PROBLEM TO WORK ON: Look through the listing for the word "dans". Copy each line that has it.
START INPUT ROWS
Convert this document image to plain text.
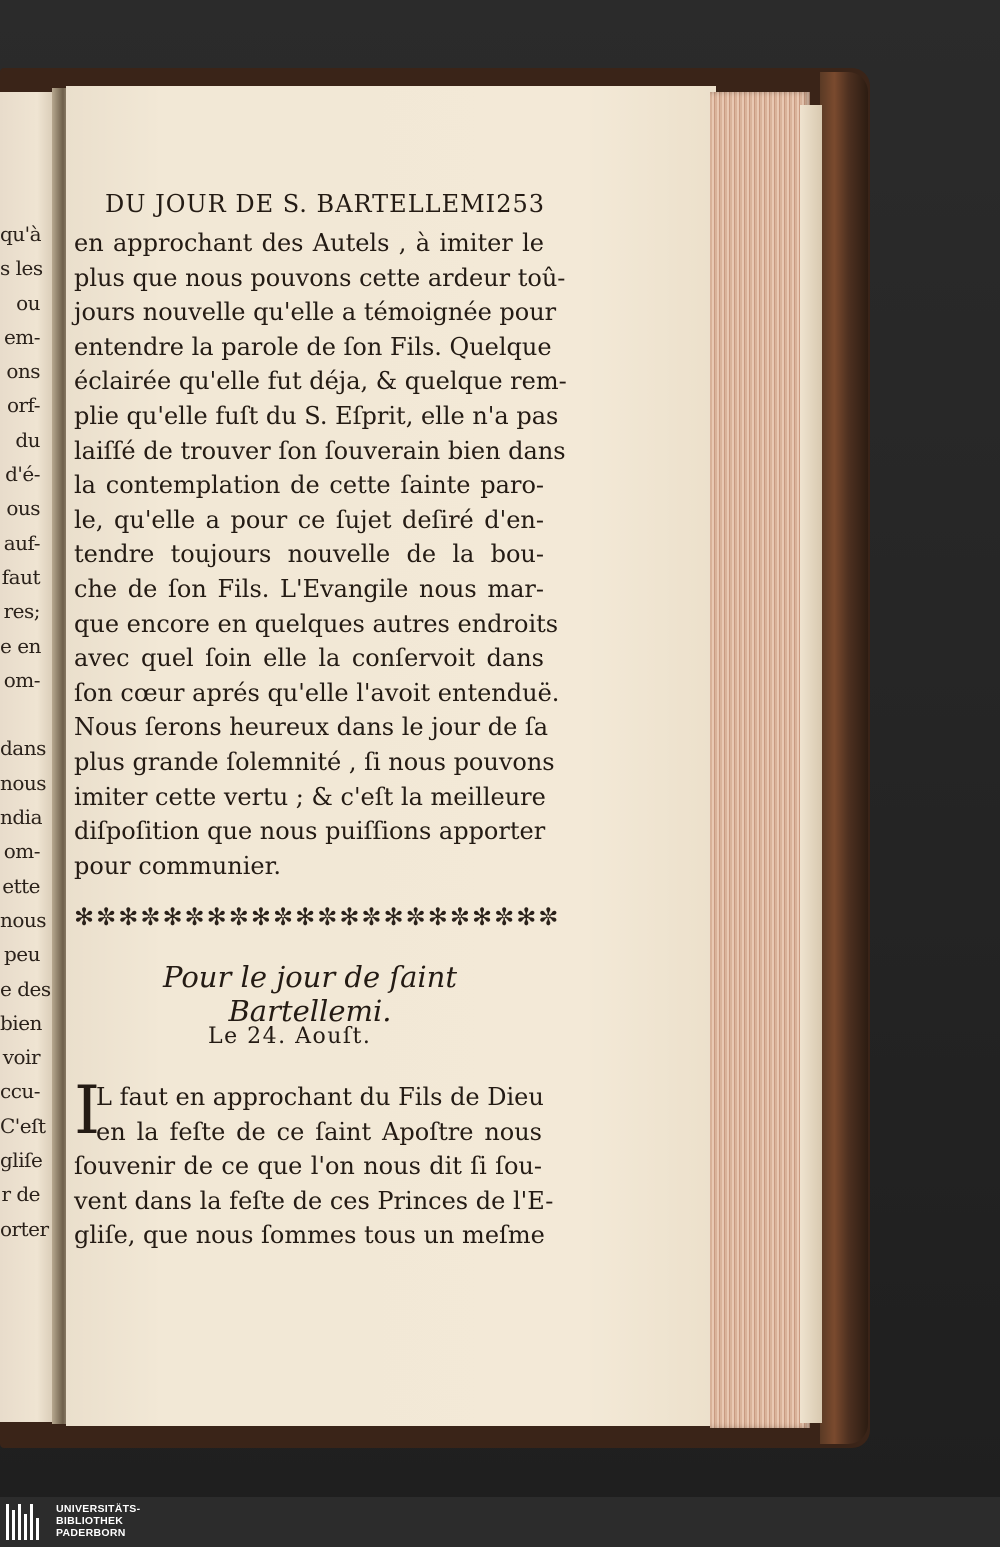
qu'à
s les
ou
em-
ons
orf-
du
d'é-
ous
auf-
faut
res;
e en
om-
dans
nous
ndia
om-
ette
nous
peu
e des
bien
voir
ccu-
C'eſt
gliſe
r de
orter
DU JOUR DE S. BARTELLEMI.
253
en approchant des Autels , à imiter le
plus que nous pouvons cette ardeur toû-
jours nouvelle qu'elle a témoignée pour
entendre la parole de ſon Fils. Quelque
éclairée qu'elle fut déja, & quelque rem-
plie qu'elle fuſt du S. Eſprit, elle n'a pas
laiſſé de trouver ſon ſouverain bien dans
la contemplation de cette ſainte paro-
le, qu'elle a pour ce ſujet deſiré d'en-
tendre toujours nouvelle de la bou-
che de ſon Fils. L'Evangile nous mar-
que encore en quelques autres endroits
avec quel ſoin elle la conſervoit dans
ſon cœur aprés qu'elle l'avoit entenduë.
Nous ſerons heureux dans le jour de ſa
plus grande ſolemnité , ſi nous pouvons
imiter cette vertu ; & c'eſt la meilleure
diſpoſition que nous puiſſions apporter
pour communier.
✻✼✻✼✻✼✻✼✻✼✻✼✻✼✻✼✻✼✻✼✻✼
Pour le jour de ſaint Bartellemi.
Le 24. Aouſt.
I
L faut en approchant du Fils de Dieu
en la feſte de ce ſaint Apoſtre nous
ſouvenir de ce que l'on nous dit ſi ſou-
vent dans la feſte de ces Princes de l'E-
gliſe, que nous ſommes tous un meſme
UNIVERSITÄTS-
BIBLIOTHEK
PADERBORN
END INPUT ROWS
ANSWER BELOW:
dans
laiſſé de trouver ſon ſouverain bien dans
avec quel ſoin elle la conſervoit dans
Nous ſerons heureux dans le jour de ſa
vent dans la feſte de ces Princes de l'E-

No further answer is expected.